## START PROVIDED ENTRIES

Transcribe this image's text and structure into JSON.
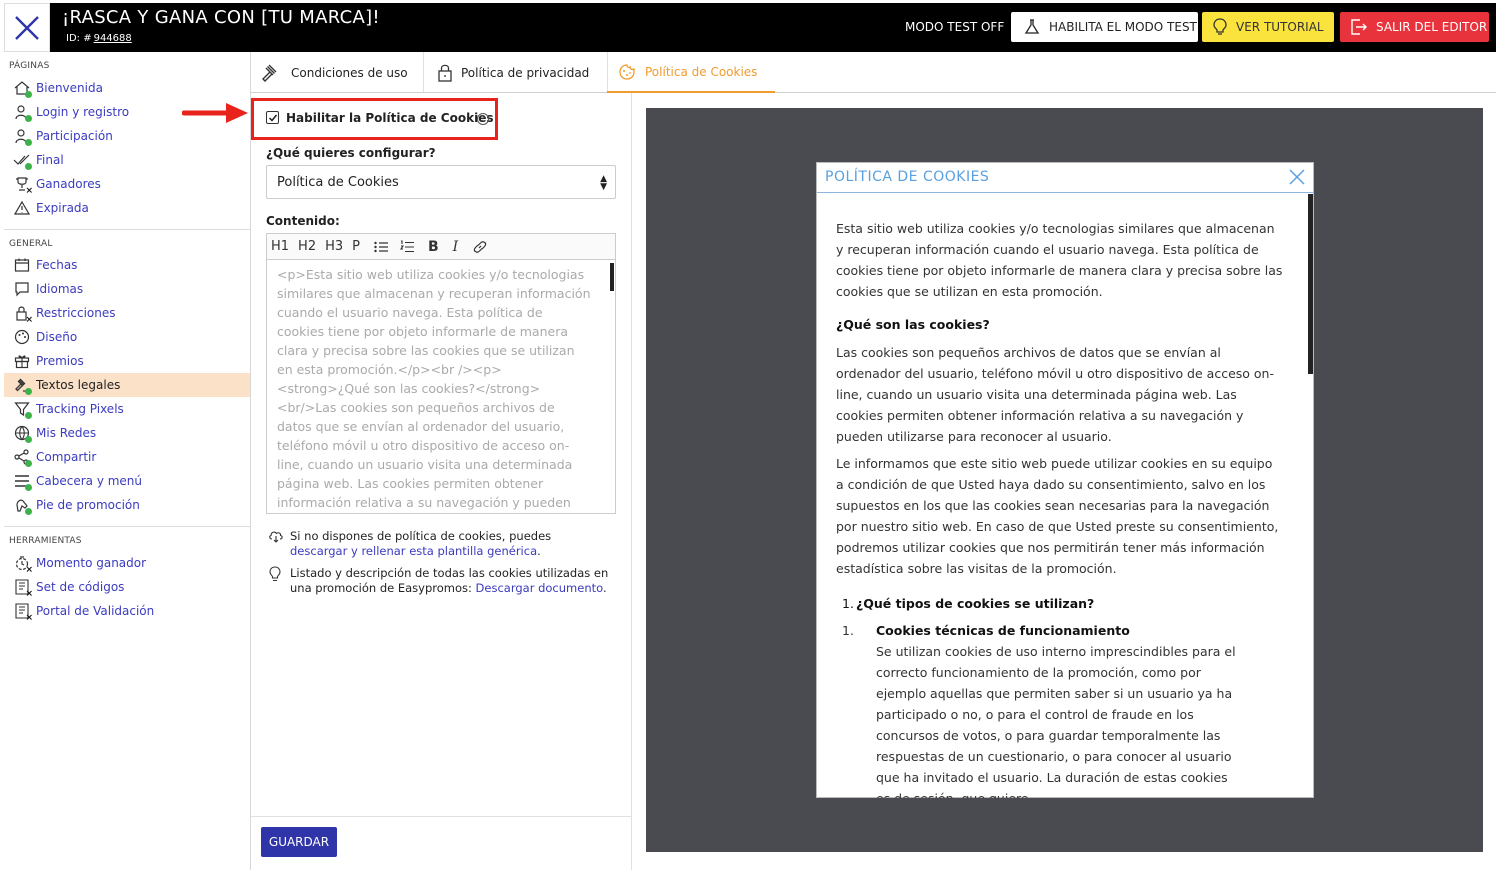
{
  "header": {
    "title": "¡RASCA Y GANA CON [TU MARCA]!",
    "id_label": "ID: #",
    "id_value": "944688",
    "mode_status": "MODO TEST OFF",
    "btn_test": "HABILITA EL MODO TEST",
    "btn_tutorial": "VER TUTORIAL",
    "btn_exit": "SALIR DEL EDITOR"
  },
  "sidebar": {
    "sec_pages": "PÁGINAS",
    "sec_general": "GENERAL",
    "sec_tools": "HERRAMIENTAS",
    "pages": [
      "Bienvenida",
      "Login y registro",
      "Participación",
      "Final",
      "Ganadores",
      "Expirada"
    ],
    "general": [
      "Fechas",
      "Idiomas",
      "Restricciones",
      "Diseño",
      "Premios",
      "Textos legales",
      "Tracking Pixels",
      "Mis Redes",
      "Compartir",
      "Cabecera y menú",
      "Pie de promoción"
    ],
    "tools": [
      "Momento ganador",
      "Set de códigos",
      "Portal de Validación"
    ],
    "active": "Textos legales"
  },
  "tabs": {
    "terms": "Condiciones de uso",
    "privacy": "Política de privacidad",
    "cookies": "Política de Cookies"
  },
  "editor": {
    "enable_label": "Habilitar la Política de Cookies",
    "enable_checked": true,
    "help_glyph": "?",
    "config_question": "¿Qué quieres configurar?",
    "config_value": "Política de Cookies",
    "content_label": "Contenido:",
    "toolbar": [
      "H1",
      "H2",
      "H3",
      "P"
    ],
    "content_text": "<p>Esta sitio web utiliza cookies y/o tecnologias similares que almacenan y recuperan información cuando el usuario navega. Esta política de cookies tiene por objeto informarle de manera clara y precisa sobre las cookies que se utilizan en esta promoción.</p><br /><p><strong>¿Qué son las cookies?</strong><br/>Las cookies son pequeños archivos de datos que se envían al ordenador del usuario, teléfono móvil u otro dispositivo de acceso on-line, cuando un usuario visita una determinada página web. Las cookies permiten obtener información relativa a su navegación y pueden utilizarse para reconocer al usuario.</p><p>Le",
    "hint1_text": "Si no dispones de política de cookies, puedes",
    "hint1_link": "descargar y rellenar esta plantilla genérica",
    "hint1_end": ".",
    "hint2_text": "Listado y descripción de todas las cookies utilizadas en una promoción de Easypromos:",
    "hint2_link": "Descargar documento",
    "hint2_end": ".",
    "save": "GUARDAR"
  },
  "preview": {
    "title": "POLÍTICA DE COOKIES",
    "p1": "Esta sitio web utiliza cookies y/o tecnologias similares que almacenan y recuperan información cuando el usuario navega. Esta política de cookies tiene por objeto informarle de manera clara y precisa sobre las cookies que se utilizan en esta promoción.",
    "h1": "¿Qué son las cookies?",
    "p2": "Las cookies son pequeños archivos de datos que se envían al ordenador del usuario, teléfono móvil u otro dispositivo de acceso on-line, cuando un usuario visita una determinada página web. Las cookies permiten obtener información relativa a su navegación y pueden utilizarse para reconocer al usuario.",
    "p3": "Le informamos que este sitio web puede utilizar cookies en su equipo a condición de que Usted haya dado su consentimiento, salvo en los supuestos en los que las cookies sean necesarias para la navegación por nuestro sitio web. En caso de que Usted preste su consentimiento, podremos utilizar cookies que nos permitirán tener más información estadística sobre las visitas de la promoción.",
    "list_num1": "1.",
    "list_item1": "¿Qué tipos de cookies se utilizan?",
    "sub_num1": "1.",
    "sub_title1": "Cookies técnicas de funcionamiento",
    "sub_text1": "Se utilizan cookies de uso interno imprescindibles para el correcto funcionamiento de la promoción, como por ejemplo aquellas que permiten saber si un usuario ya ha participado o no, o para el control de fraude en los concursos de votos, o para guardar temporalmente las respuestas de un cuestionario, o para conocer al usuario que ha invitado el usuario. La duración de estas cookies es de sesión, que quiere"
  },
  "colors": {
    "accent": "#f19c2f",
    "link": "#3b3bbf",
    "highlight": "#e8231c",
    "save": "#2f35a8",
    "tutorial": "#f9e33c",
    "exit": "#e8323c"
  }
}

## END PROVIDED ENTRIES

TASK GOAL: Repeat verbatim all the material, but not the pictures.

PROBLEM SOLUTION:
Transcribe this image's text and structure into JSON.
{
  "header": {
    "title": "¡RASCA Y GANA CON [TU MARCA]!",
    "id_label": "ID: #",
    "id_value": "944688",
    "mode_status": "MODO TEST OFF",
    "btn_test": "HABILITA EL MODO TEST",
    "btn_tutorial": "VER TUTORIAL",
    "btn_exit": "SALIR DEL EDITOR"
  },
  "sidebar": {
    "sec_pages": "PÁGINAS",
    "sec_general": "GENERAL",
    "sec_tools": "HERRAMIENTAS",
    "pages": [
      "Bienvenida",
      "Login y registro",
      "Participación",
      "Final",
      "Ganadores",
      "Expirada"
    ],
    "general": [
      "Fechas",
      "Idiomas",
      "Restricciones",
      "Diseño",
      "Premios",
      "Textos legales",
      "Tracking Pixels",
      "Mis Redes",
      "Compartir",
      "Cabecera y menú",
      "Pie de promoción"
    ],
    "tools": [
      "Momento ganador",
      "Set de códigos",
      "Portal de Validación"
    ],
    "active": "Textos legales"
  },
  "tabs": {
    "terms": "Condiciones de uso",
    "privacy": "Política de privacidad",
    "cookies": "Política de Cookies"
  },
  "editor": {
    "enable_label": "Habilitar la Política de Cookies",
    "enable_checked": true,
    "help_glyph": "?",
    "config_question": "¿Qué quieres configurar?",
    "config_value": "Política de Cookies",
    "content_label": "Contenido:",
    "toolbar": [
      "H1",
      "H2",
      "H3",
      "P"
    ],
    "content_text": "<p>Esta sitio web utiliza cookies y/o tecnologias similares que almacenan y recuperan información cuando el usuario navega. Esta política de cookies tiene por objeto informarle de manera clara y precisa sobre las cookies que se utilizan en esta promoción.</p><br /><p><strong>¿Qué son las cookies?</strong><br/>Las cookies son pequeños archivos de datos que se envían al ordenador del usuario, teléfono móvil u otro dispositivo de acceso on-line, cuando un usuario visita una determinada página web. Las cookies permiten obtener información relativa a su navegación y pueden utilizarse para reconocer al usuario.</p><p>Le",
    "hint1_text": "Si no dispones de política de cookies, puedes",
    "hint1_link": "descargar y rellenar esta plantilla genérica",
    "hint1_end": ".",
    "hint2_text": "Listado y descripción de todas las cookies utilizadas en una promoción de Easypromos:",
    "hint2_link": "Descargar documento",
    "hint2_end": ".",
    "save": "GUARDAR"
  },
  "preview": {
    "title": "POLÍTICA DE COOKIES",
    "p1": "Esta sitio web utiliza cookies y/o tecnologias similares que almacenan y recuperan información cuando el usuario navega. Esta política de cookies tiene por objeto informarle de manera clara y precisa sobre las cookies que se utilizan en esta promoción.",
    "h1": "¿Qué son las cookies?",
    "p2": "Las cookies son pequeños archivos de datos que se envían al ordenador del usuario, teléfono móvil u otro dispositivo de acceso on-line, cuando un usuario visita una determinada página web. Las cookies permiten obtener información relativa a su navegación y pueden utilizarse para reconocer al usuario.",
    "p3": "Le informamos que este sitio web puede utilizar cookies en su equipo a condición de que Usted haya dado su consentimiento, salvo en los supuestos en los que las cookies sean necesarias para la navegación por nuestro sitio web. En caso de que Usted preste su consentimiento, podremos utilizar cookies que nos permitirán tener más información estadística sobre las visitas de la promoción.",
    "list_num1": "1.",
    "list_item1": "¿Qué tipos de cookies se utilizan?",
    "sub_num1": "1.",
    "sub_title1": "Cookies técnicas de funcionamiento",
    "sub_text1": "Se utilizan cookies de uso interno imprescindibles para el correcto funcionamiento de la promoción, como por ejemplo aquellas que permiten saber si un usuario ya ha participado o no, o para el control de fraude en los concursos de votos, o para guardar temporalmente las respuestas de un cuestionario, o para conocer al usuario que ha invitado el usuario. La duración de estas cookies es de sesión, que quiere"
  },
  "colors": {
    "accent": "#f19c2f",
    "link": "#3b3bbf",
    "highlight": "#e8231c",
    "save": "#2f35a8",
    "tutorial": "#f9e33c",
    "exit": "#e8323c"
  }
}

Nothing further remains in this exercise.